[BEGIN EXERCISE MATERIAL]
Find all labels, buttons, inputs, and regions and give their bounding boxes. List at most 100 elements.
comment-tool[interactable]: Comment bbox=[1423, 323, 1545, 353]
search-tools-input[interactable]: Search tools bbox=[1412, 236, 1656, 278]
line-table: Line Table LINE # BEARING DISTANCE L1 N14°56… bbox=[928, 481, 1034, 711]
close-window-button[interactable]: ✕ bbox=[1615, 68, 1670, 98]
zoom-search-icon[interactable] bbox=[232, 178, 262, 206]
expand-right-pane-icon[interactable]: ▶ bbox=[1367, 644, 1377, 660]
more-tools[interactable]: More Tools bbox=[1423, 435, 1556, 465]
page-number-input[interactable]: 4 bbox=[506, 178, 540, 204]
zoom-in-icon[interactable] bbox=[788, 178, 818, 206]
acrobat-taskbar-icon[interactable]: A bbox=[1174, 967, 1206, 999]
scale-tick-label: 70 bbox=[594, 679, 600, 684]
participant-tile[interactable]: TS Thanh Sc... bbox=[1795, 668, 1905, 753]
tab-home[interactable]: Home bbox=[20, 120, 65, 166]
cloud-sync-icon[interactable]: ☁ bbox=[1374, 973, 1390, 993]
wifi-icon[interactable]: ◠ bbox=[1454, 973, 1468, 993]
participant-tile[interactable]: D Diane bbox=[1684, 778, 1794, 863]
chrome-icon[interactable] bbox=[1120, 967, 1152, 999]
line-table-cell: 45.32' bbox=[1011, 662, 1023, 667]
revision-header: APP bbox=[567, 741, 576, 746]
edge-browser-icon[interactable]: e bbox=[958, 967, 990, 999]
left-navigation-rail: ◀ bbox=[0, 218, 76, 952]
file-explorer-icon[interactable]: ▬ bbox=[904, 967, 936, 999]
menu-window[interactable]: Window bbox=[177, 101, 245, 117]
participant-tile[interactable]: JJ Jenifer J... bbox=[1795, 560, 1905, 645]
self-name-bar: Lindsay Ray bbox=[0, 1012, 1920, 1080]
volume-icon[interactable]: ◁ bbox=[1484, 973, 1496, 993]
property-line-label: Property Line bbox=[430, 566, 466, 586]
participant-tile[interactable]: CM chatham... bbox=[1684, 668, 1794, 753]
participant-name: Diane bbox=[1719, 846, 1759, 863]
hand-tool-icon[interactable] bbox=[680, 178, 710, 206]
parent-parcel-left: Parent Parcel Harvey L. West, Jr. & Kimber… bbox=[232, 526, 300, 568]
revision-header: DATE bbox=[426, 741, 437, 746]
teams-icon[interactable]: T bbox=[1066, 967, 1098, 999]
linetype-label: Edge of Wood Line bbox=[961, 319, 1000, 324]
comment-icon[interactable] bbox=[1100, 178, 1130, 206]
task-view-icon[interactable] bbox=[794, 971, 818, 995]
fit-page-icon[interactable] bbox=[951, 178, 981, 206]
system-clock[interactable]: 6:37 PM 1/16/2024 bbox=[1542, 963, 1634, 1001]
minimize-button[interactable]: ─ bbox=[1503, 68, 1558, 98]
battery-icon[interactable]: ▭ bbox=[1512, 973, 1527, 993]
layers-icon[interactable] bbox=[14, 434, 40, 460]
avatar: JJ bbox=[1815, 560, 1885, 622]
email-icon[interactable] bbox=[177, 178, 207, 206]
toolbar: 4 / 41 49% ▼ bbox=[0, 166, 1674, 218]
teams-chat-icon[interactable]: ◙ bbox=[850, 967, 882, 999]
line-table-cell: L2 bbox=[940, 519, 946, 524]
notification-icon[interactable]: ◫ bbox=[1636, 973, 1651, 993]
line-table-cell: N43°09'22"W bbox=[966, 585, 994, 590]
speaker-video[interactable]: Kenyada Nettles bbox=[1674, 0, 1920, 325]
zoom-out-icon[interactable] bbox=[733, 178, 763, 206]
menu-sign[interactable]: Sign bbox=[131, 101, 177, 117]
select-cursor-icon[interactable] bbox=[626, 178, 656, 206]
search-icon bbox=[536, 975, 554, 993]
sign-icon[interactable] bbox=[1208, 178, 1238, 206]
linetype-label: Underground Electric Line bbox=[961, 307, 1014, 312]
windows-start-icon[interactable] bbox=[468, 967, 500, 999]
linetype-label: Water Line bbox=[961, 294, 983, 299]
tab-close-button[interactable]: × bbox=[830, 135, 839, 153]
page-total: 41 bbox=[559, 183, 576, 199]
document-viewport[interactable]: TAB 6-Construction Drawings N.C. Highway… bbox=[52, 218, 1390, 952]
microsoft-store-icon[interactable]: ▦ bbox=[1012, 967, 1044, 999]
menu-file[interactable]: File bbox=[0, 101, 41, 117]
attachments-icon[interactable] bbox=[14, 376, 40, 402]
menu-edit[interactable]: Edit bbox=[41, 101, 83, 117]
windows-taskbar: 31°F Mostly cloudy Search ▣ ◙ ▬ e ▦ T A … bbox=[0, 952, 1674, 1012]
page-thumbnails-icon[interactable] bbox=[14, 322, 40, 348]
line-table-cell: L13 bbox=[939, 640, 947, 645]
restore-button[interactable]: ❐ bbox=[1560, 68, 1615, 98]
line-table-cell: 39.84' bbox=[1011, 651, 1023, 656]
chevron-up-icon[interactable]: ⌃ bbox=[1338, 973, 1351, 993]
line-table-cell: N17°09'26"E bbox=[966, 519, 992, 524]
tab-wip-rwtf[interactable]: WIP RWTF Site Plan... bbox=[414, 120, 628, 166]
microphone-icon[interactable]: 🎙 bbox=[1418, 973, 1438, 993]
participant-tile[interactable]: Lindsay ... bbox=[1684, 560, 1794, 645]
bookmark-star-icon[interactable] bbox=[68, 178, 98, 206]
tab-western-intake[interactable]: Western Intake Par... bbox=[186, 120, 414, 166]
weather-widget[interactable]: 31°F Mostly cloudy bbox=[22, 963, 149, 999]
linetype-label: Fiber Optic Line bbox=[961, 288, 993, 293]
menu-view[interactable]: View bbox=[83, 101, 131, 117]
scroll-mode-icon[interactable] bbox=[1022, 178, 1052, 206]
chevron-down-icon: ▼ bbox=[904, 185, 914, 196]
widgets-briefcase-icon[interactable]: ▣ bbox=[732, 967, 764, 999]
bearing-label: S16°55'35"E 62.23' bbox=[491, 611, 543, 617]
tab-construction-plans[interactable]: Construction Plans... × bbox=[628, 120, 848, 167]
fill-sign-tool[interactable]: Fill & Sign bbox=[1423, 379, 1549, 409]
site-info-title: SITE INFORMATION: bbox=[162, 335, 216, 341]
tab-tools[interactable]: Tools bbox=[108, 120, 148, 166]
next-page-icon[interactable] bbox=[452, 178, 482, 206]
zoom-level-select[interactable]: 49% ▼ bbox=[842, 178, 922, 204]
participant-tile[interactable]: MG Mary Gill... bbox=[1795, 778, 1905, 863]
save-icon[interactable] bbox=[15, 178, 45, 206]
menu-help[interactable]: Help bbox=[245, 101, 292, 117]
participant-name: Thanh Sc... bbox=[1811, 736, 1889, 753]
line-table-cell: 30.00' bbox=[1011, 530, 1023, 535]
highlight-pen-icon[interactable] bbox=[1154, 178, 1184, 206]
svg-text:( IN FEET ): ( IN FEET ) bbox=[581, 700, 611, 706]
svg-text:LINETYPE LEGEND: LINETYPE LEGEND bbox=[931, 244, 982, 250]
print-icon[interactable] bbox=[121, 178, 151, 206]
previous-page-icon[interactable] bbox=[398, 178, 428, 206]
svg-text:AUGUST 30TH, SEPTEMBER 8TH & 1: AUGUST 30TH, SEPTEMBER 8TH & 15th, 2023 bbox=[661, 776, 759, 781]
[END EXERCISE MATERIAL]
Reproduce every row above verbatim, keeping each one intact and in its original order.

Find all labels, buttons, inputs, and regions and give their bounding boxes. List at most 100 elements.
comment-tool[interactable]: Comment bbox=[1423, 323, 1545, 353]
search-tools-input[interactable]: Search tools bbox=[1412, 236, 1656, 278]
line-table: Line Table LINE # BEARING DISTANCE L1 N14°56… bbox=[928, 481, 1034, 711]
close-window-button[interactable]: ✕ bbox=[1615, 68, 1670, 98]
zoom-search-icon[interactable] bbox=[232, 178, 262, 206]
expand-right-pane-icon[interactable]: ▶ bbox=[1367, 644, 1377, 660]
more-tools[interactable]: More Tools bbox=[1423, 435, 1556, 465]
page-number-input[interactable]: 4 bbox=[506, 178, 540, 204]
zoom-in-icon[interactable] bbox=[788, 178, 818, 206]
acrobat-taskbar-icon[interactable]: A bbox=[1174, 967, 1206, 999]
scale-tick-label: 70 bbox=[594, 679, 600, 684]
participant-tile[interactable]: TS Thanh Sc... bbox=[1795, 668, 1905, 753]
tab-home[interactable]: Home bbox=[20, 120, 65, 166]
cloud-sync-icon[interactable]: ☁ bbox=[1374, 973, 1390, 993]
wifi-icon[interactable]: ◠ bbox=[1454, 973, 1468, 993]
participant-tile[interactable]: D Diane bbox=[1684, 778, 1794, 863]
chrome-icon[interactable] bbox=[1120, 967, 1152, 999]
line-table-cell: 45.32' bbox=[1011, 662, 1023, 667]
revision-header: APP bbox=[567, 741, 576, 746]
edge-browser-icon[interactable]: e bbox=[958, 967, 990, 999]
left-navigation-rail: ◀ bbox=[0, 218, 76, 952]
file-explorer-icon[interactable]: ▬ bbox=[904, 967, 936, 999]
menu-window[interactable]: Window bbox=[177, 101, 245, 117]
participant-tile[interactable]: JJ Jenifer J... bbox=[1795, 560, 1905, 645]
self-name-bar: Lindsay Ray bbox=[0, 1012, 1920, 1080]
volume-icon[interactable]: ◁ bbox=[1484, 973, 1496, 993]
property-line-label: Property Line bbox=[430, 566, 466, 586]
participant-tile[interactable]: CM chatham... bbox=[1684, 668, 1794, 753]
participant-name: Diane bbox=[1719, 846, 1759, 863]
hand-tool-icon[interactable] bbox=[680, 178, 710, 206]
parent-parcel-left: Parent Parcel Harvey L. West, Jr. & Kimber… bbox=[232, 526, 300, 568]
revision-header: DATE bbox=[426, 741, 437, 746]
teams-icon[interactable]: T bbox=[1066, 967, 1098, 999]
linetype-label: Edge of Wood Line bbox=[961, 319, 1000, 324]
comment-icon[interactable] bbox=[1100, 178, 1130, 206]
task-view-icon[interactable] bbox=[794, 971, 818, 995]
fit-page-icon[interactable] bbox=[951, 178, 981, 206]
system-clock[interactable]: 6:37 PM 1/16/2024 bbox=[1542, 963, 1634, 1001]
minimize-button[interactable]: ─ bbox=[1503, 68, 1558, 98]
battery-icon[interactable]: ▭ bbox=[1512, 973, 1527, 993]
layers-icon[interactable] bbox=[14, 434, 40, 460]
avatar: JJ bbox=[1815, 560, 1885, 622]
email-icon[interactable] bbox=[177, 178, 207, 206]
toolbar: 4 / 41 49% ▼ bbox=[0, 166, 1674, 218]
teams-chat-icon[interactable]: ◙ bbox=[850, 967, 882, 999]
line-table-cell: L2 bbox=[940, 519, 946, 524]
notification-icon[interactable]: ◫ bbox=[1636, 973, 1651, 993]
line-table-cell: N43°09'22"W bbox=[966, 585, 994, 590]
speaker-video[interactable]: Kenyada Nettles bbox=[1674, 0, 1920, 325]
zoom-out-icon[interactable] bbox=[733, 178, 763, 206]
menu-sign[interactable]: Sign bbox=[131, 101, 177, 117]
select-cursor-icon[interactable] bbox=[626, 178, 656, 206]
search-icon bbox=[536, 975, 554, 993]
sign-icon[interactable] bbox=[1208, 178, 1238, 206]
linetype-label: Underground Electric Line bbox=[961, 307, 1014, 312]
windows-start-icon[interactable] bbox=[468, 967, 500, 999]
linetype-label: Water Line bbox=[961, 294, 983, 299]
tab-close-button[interactable]: × bbox=[830, 135, 839, 153]
page-total: 41 bbox=[559, 183, 576, 199]
document-viewport[interactable]: TAB 6-Construction Drawings N.C. Highway… bbox=[52, 218, 1390, 952]
microsoft-store-icon[interactable]: ▦ bbox=[1012, 967, 1044, 999]
menu-file[interactable]: File bbox=[0, 101, 41, 117]
attachments-icon[interactable] bbox=[14, 376, 40, 402]
menu-edit[interactable]: Edit bbox=[41, 101, 83, 117]
windows-taskbar: 31°F Mostly cloudy Search ▣ ◙ ▬ e ▦ T A … bbox=[0, 952, 1674, 1012]
page-thumbnails-icon[interactable] bbox=[14, 322, 40, 348]
line-table-cell: L13 bbox=[939, 640, 947, 645]
restore-button[interactable]: ❐ bbox=[1560, 68, 1615, 98]
line-table-cell: 39.84' bbox=[1011, 651, 1023, 656]
chevron-up-icon[interactable]: ⌃ bbox=[1338, 973, 1351, 993]
line-table-cell: N17°09'26"E bbox=[966, 519, 992, 524]
tab-wip-rwtf[interactable]: WIP RWTF Site Plan... bbox=[414, 120, 628, 166]
microphone-icon[interactable]: 🎙 bbox=[1418, 973, 1438, 993]
participant-tile[interactable]: Lindsay ... bbox=[1684, 560, 1794, 645]
bookmark-star-icon[interactable] bbox=[68, 178, 98, 206]
tab-western-intake[interactable]: Western Intake Par... bbox=[186, 120, 414, 166]
weather-widget[interactable]: 31°F Mostly cloudy bbox=[22, 963, 149, 999]
linetype-label: Fiber Optic Line bbox=[961, 288, 993, 293]
menu-view[interactable]: View bbox=[83, 101, 131, 117]
scroll-mode-icon[interactable] bbox=[1022, 178, 1052, 206]
chevron-down-icon: ▼ bbox=[904, 185, 914, 196]
widgets-briefcase-icon[interactable]: ▣ bbox=[732, 967, 764, 999]
bearing-label: S16°55'35"E 62.23' bbox=[491, 611, 543, 617]
tab-construction-plans[interactable]: Construction Plans... × bbox=[628, 120, 848, 167]
fill-sign-tool[interactable]: Fill & Sign bbox=[1423, 379, 1549, 409]
site-info-title: SITE INFORMATION: bbox=[162, 335, 216, 341]
tab-tools[interactable]: Tools bbox=[108, 120, 148, 166]
next-page-icon[interactable] bbox=[452, 178, 482, 206]
zoom-level-select[interactable]: 49% ▼ bbox=[842, 178, 922, 204]
participant-tile[interactable]: MG Mary Gill... bbox=[1795, 778, 1905, 863]
save-icon[interactable] bbox=[15, 178, 45, 206]
menu-help[interactable]: Help bbox=[245, 101, 292, 117]
participant-name: Thanh Sc... bbox=[1811, 736, 1889, 753]
line-table-cell: 30.00' bbox=[1011, 530, 1023, 535]
highlight-pen-icon[interactable] bbox=[1154, 178, 1184, 206]
svg-text:( IN FEET ): ( IN FEET ) bbox=[581, 700, 611, 706]
svg-text:LINETYPE LEGEND: LINETYPE LEGEND bbox=[931, 244, 982, 250]
print-icon[interactable] bbox=[121, 178, 151, 206]
previous-page-icon[interactable] bbox=[398, 178, 428, 206]
svg-text:AUGUST 30TH, SEPTEMBER 8TH & 1: AUGUST 30TH, SEPTEMBER 8TH & 15th, 2023 bbox=[661, 776, 759, 781]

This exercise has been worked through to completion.